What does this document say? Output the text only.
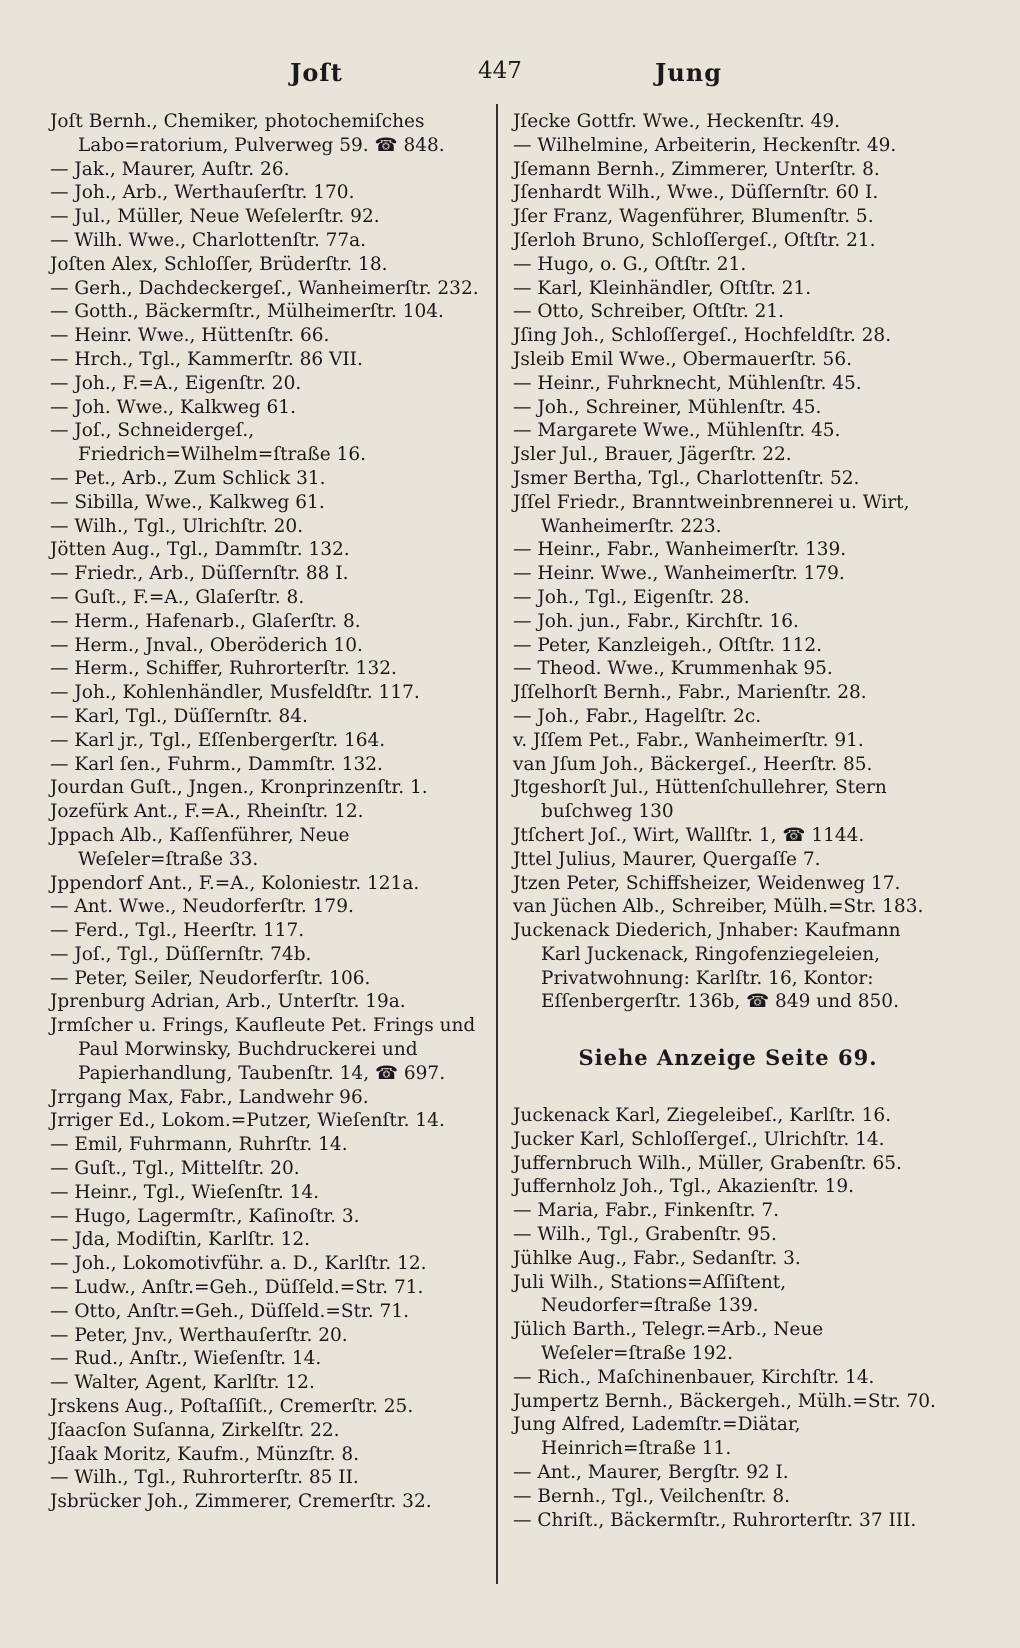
Joſt	447	Jung
Joſt Bernh., Chemiker, photochemiſches Labo=ratorium, Pulverweg 59. ☎ 848.
— Jak., Maurer, Auſtr. 26.
— Joh., Arb., Werthauſerſtr. 170.
— Jul., Müller, Neue Weſelerſtr. 92.
— Wilh. Wwe., Charlottenſtr. 77a.
Joſten Alex, Schloſſer, Brüderſtr. 18.
— Gerh., Dachdeckergeſ., Wanheimerſtr. 232.
— Gotth., Bäckermſtr., Mülheimerſtr. 104.
— Heinr. Wwe., Hüttenſtr. 66.
— Hrch., Tgl., Kammerſtr. 86 VII.
— Joh., F.=A., Eigenſtr. 20.
— Joh. Wwe., Kalkweg 61.
— Joſ., Schneidergeſ., Friedrich=Wilhelm=ſtraße 16.
— Pet., Arb., Zum Schlick 31.
— Sibilla, Wwe., Kalkweg 61.
— Wilh., Tgl., Ulrichſtr. 20.
Jötten Aug., Tgl., Dammſtr. 132.
— Friedr., Arb., Düſſernſtr. 88 I.
— Guſt., F.=A., Glaſerſtr. 8.
— Herm., Hafenarb., Glaſerſtr. 8.
— Herm., Jnval., Oberöderich 10.
— Herm., Schiffer, Ruhrorterſtr. 132.
— Joh., Kohlenhändler, Musfeldſtr. 117.
— Karl, Tgl., Düſſernſtr. 84.
— Karl jr., Tgl., Eſſenbergerſtr. 164.
— Karl ſen., Fuhrm., Dammſtr. 132.
Jourdan Guſt., Jngen., Kronprinzenſtr. 1.
Jozefürk Ant., F.=A., Rheinſtr. 12.
Jppach Alb., Kaſſenführer, Neue Weſeler=ſtraße 33.
Jppendorf Ant., F.=A., Koloniestr. 121a.
— Ant. Wwe., Neudorferſtr. 179.
— Ferd., Tgl., Heerſtr. 117.
— Joſ., Tgl., Düſſernſtr. 74b.
— Peter, Seiler, Neudorferſtr. 106.
Jprenburg Adrian, Arb., Unterſtr. 19a.
Jrmſcher u. Frings, Kaufleute Pet. Frings und Paul Morwinsky, Buchdruckerei und Papierhandlung, Taubenſtr. 14, ☎ 697.
Jrrgang Max, Fabr., Landwehr 96.
Jrriger Ed., Lokom.=Putzer, Wieſenſtr. 14.
— Emil, Fuhrmann, Ruhrſtr. 14.
— Guſt., Tgl., Mittelſtr. 20.
— Heinr., Tgl., Wieſenſtr. 14.
— Hugo, Lagermſtr., Kaſinoſtr. 3.
— Jda, Modiſtin, Karlſtr. 12.
— Joh., Lokomotivführ. a. D., Karlſtr. 12.
— Ludw., Anſtr.=Geh., Düſſeld.=Str. 71.
— Otto, Anſtr.=Geh., Düſſeld.=Str. 71.
— Peter, Jnv., Werthauſerſtr. 20.
— Rud., Anſtr., Wieſenſtr. 14.
— Walter, Agent, Karlſtr. 12.
Jrskens Aug., Poſtaſſiſt., Cremerſtr. 25.
Jſaacſon Suſanna, Zirkelſtr. 22.
Jſaak Moritz, Kaufm., Münzſtr. 8.
— Wilh., Tgl., Ruhrorterſtr. 85 II.
Jsbrücker Joh., Zimmerer, Cremerſtr. 32.
Jſecke Gottfr. Wwe., Heckenſtr. 49.
— Wilhelmine, Arbeiterin, Heckenſtr. 49.
Jſemann Bernh., Zimmerer, Unterſtr. 8.
Jſenhardt Wilh., Wwe., Düſſernſtr. 60 I.
Jſer Franz, Wagenführer, Blumenſtr. 5.
Jſerloh Bruno, Schloſſergeſ., Oſtſtr. 21.
— Hugo, o. G., Oſtſtr. 21.
— Karl, Kleinhändler, Oſtſtr. 21.
— Otto, Schreiber, Oſtſtr. 21.
Jſing Joh., Schloſſergeſ., Hochfeldſtr. 28.
Jsleib Emil Wwe., Obermauerſtr. 56.
— Heinr., Fuhrknecht, Mühlenſtr. 45.
— Joh., Schreiner, Mühlenſtr. 45.
— Margarete Wwe., Mühlenſtr. 45.
Jsler Jul., Brauer, Jägerſtr. 22.
Jsmer Bertha, Tgl., Charlottenſtr. 52.
Jſſel Friedr., Branntweinbrennerei u. Wirt, Wanheimerſtr. 223.
— Heinr., Fabr., Wanheimerſtr. 139.
— Heinr. Wwe., Wanheimerſtr. 179.
— Joh., Tgl., Eigenſtr. 28.
— Joh. jun., Fabr., Kirchſtr. 16.
— Peter, Kanzleigeh., Oſtſtr. 112.
— Theod. Wwe., Krummenhak 95.
Jſſelhorſt Bernh., Fabr., Marienſtr. 28.
— Joh., Fabr., Hagelſtr. 2c.
v. Jſſem Pet., Fabr., Wanheimerſtr. 91.
van Jſum Joh., Bäckergeſ., Heerſtr. 85.
Jtgeshorſt Jul., Hüttenſchullehrer, Stern buſchweg 130
Jtſchert Joſ., Wirt, Wallſtr. 1, ☎ 1144.
Jttel Julius, Maurer, Quergaſſe 7.
Jtzen Peter, Schiffsheizer, Weidenweg 17.
van Jüchen Alb., Schreiber, Mülh.=Str. 183.
Juckenack Diederich, Jnhaber: Kaufmann Karl Juckenack, Ringofenziegeleien, Privatwohnung: Karlſtr. 16, Kontor: Eſſenbergerſtr. 136b, ☎ 849 und 850.
Siehe Anzeige Seite 69.
Juckenack Karl, Ziegeleibeſ., Karlſtr. 16.
Jucker Karl, Schloſſergeſ., Ulrichſtr. 14.
Juffernbruch Wilh., Müller, Grabenſtr. 65.
Juffernholz Joh., Tgl., Akazienſtr. 19.
— Maria, Fabr., Finkenſtr. 7.
— Wilh., Tgl., Grabenſtr. 95.
Jühlke Aug., Fabr., Sedanſtr. 3.
Juli Wilh., Stations=Aſſiſtent, Neudorfer=ſtraße 139.
Jülich Barth., Telegr.=Arb., Neue Weſeler=ſtraße 192.
— Rich., Maſchinenbauer, Kirchſtr. 14.
Jumpertz Bernh., Bäckergeh., Mülh.=Str. 70.
Jung Alfred, Lademſtr.=Diätar, Heinrich=ſtraße 11.
— Ant., Maurer, Bergſtr. 92 I.
— Bernh., Tgl., Veilchenſtr. 8.
— Chriſt., Bäckermſtr., Ruhrorterſtr. 37 III.
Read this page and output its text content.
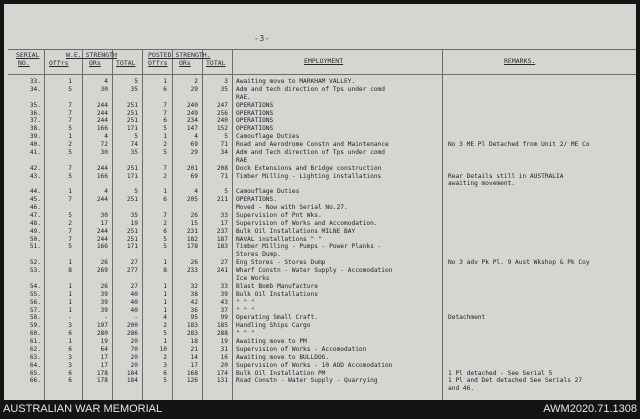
-3-
SERIAL
NO.
W.E. STRENGTH
Offrs	ORs TOTAL
POSTED STRENGTH.
Offrs ORs TOTAL	EMPLOYMENT	REMARKS.
33.	1	4	5	1	2	3 Awaiting move to MARKHAM VALLEY.
34.	5	30	35	6	29	35 Adm and tech direction of Tps under comd
RAE.
35.	7	244	251	7	240	247 OPERATIONS
36.	7	244	251	7	249	256 OPERATIONS
37.	7	244	251	6	234	240 OPERATIONS
38.	5	166	171	5	147	152 OPERATIONS
39.	1	4	5	1	4	5 Camouflage Duties
40.	2	72	74	2	69	71 Road and Aerodrome Constn and Maintenance	No 3 ME Pl Detached from Unit 2/ ME Co
41.	5	30	35	5	29	34 Adm and Tech direction of Tps under comd
RAE
42.	7	244	251	7	201	208 Dock Extensions and Bridge construction
43.	5	166	171	2	69	71 Timber Milling - Lighting installations	Rear Details still in AUSTRALIA
awaiting movement.
44.	1	4	5	1	4	5 Camouflage Duties
45.	7	244	251	6	205	211 OPERATIONS.
46.	Moved - Now with Serial No.27.
47.	5	30	35	7	26	33 Supervision of Pnt Wks.
48.	2	17	19	2	15	17 Supervision of Works and Accomodation.
49.	7	244	251	6	231	237 Bulk Oil Installations MILNE BAY
50.	7	244	251	5	182	187 NAVAL installations " "
51.	5	166	171	5	178	183 Timber Milling - Pumps - Power Planks -
Stores Dump.
52.	1	26	27	1	26	27 Eng Stores - Stores Dump	No 3 adv Pk Pl. 9 Aust Wkshop & Pk Coy
53.	8	269	277	8	233	241 Wharf Constn - Water Supply - Accomodation
Ice Works
54.	1	26	27	1	32	33 Blast Bomb Manufacture
55.	1	39	40	1	38	39 Bulk Oil Installations
56.	1	39	40	1	42	43 " " "
57.	1	39	40	1	36	37 " " "
58.	-	-	-	4	95	99 Operating Small Craft.	Detachment
59.	3	197	200	2	183	185 Handling Ships Cargo
60.	6	280	286	5	283	288 " " "
61.	1	19	20	1	18	19 Awaiting move to PM
62.	6	64	70	10	21	31 Supervision of Works - Accomodation
63.	3	17	20	2	14	16 Awaiting move to BULLDOG.
64.	3	17	20	3	17	20 Supervision of Works - 10 AOD Accomodation
65.	6	178	184	6	168	174 Bulk Oil Installation PM	1 Pl detached - See Serial 5
66.	6	178	184	5	126	131 Road Constn - Water Supply - Quarrying	1 Pl and Det detached See Serials 27
and 46.
AUSTRALIAN WAR MEMORIAL	AWM2020.71.1308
----------
__Problem to work on__
Copy the lines from the entries above in which the word "this" appears.

__Problem solution__
What does this document say? Output the text only.
Read this page and output its text content.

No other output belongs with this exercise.